TASK:
Could you print every record below exactly as it appears?

*** SUPPLIED DATA ***

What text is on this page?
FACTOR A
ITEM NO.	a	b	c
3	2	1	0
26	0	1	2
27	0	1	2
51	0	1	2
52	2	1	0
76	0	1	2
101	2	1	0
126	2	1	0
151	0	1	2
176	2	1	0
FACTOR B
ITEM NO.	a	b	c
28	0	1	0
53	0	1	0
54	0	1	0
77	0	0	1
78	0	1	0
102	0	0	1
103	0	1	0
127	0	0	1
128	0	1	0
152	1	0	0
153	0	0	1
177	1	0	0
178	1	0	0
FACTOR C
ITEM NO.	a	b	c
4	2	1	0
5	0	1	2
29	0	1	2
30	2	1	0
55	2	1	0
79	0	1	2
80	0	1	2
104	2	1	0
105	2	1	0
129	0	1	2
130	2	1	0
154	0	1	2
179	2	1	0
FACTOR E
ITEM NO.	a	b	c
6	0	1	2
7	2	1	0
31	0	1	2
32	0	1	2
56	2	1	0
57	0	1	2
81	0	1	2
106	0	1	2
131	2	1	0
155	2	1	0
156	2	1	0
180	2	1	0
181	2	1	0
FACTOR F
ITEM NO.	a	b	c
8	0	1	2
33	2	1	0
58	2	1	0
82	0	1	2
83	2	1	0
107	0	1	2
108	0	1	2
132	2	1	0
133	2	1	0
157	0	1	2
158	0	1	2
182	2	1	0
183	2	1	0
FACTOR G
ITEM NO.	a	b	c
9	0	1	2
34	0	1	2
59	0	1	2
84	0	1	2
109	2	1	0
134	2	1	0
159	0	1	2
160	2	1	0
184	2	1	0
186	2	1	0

***

OUTPUT BELOW:
What text is on this page?
FACTOR A
ITEM NO.	a	b	c
3	2	1	0
26	0	1	2
27	0	1	2
51	0	1	2
52	2	1	0
76	0	1	2
101	2	1	0
126	2	1	0
151	0	1	2
176	2	1	0
FACTOR B
ITEM NO.	a	b	c
28	0	1	0
53	0	1	0
54	0	1	0
77	0	0	1
78	0	1	0
102	0	0	1
103	0	1	0
127	0	0	1
128	0	1	0
152	1	0	0
153	0	0	1
177	1	0	0
178	1	0	0
FACTOR C
ITEM NO.	a	b	c
4	2	1	0
5	0	1	2
29	0	1	2
30	2	1	0
55	2	1	0
79	0	1	2
80	0	1	2
104	2	1	0
105	2	1	0
129	0	1	2
130	2	1	0
154	0	1	2
179	2	1	0
FACTOR E
ITEM NO.	a	b	c
6	0	1	2
7	2	1	0
31	0	1	2
32	0	1	2
56	2	1	0
57	0	1	2
81	0	1	2
106	0	1	2
131	2	1	0
155	2	1	0
156	2	1	0
180	2	1	0
181	2	1	0
FACTOR F
ITEM NO.	a	b	c
8	0	1	2
33	2	1	0
58	2	1	0
82	0	1	2
83	2	1	0
107	0	1	2
108	0	1	2
132	2	1	0
133	2	1	0
157	0	1	2
158	0	1	2
182	2	1	0
183	2	1	0
FACTOR G
ITEM NO.	a	b	c
9	0	1	2
34	0	1	2
59	0	1	2
84	0	1	2
109	2	1	0
134	2	1	0
159	0	1	2
160	2	1	0
184	2	1	0
186	2	1	0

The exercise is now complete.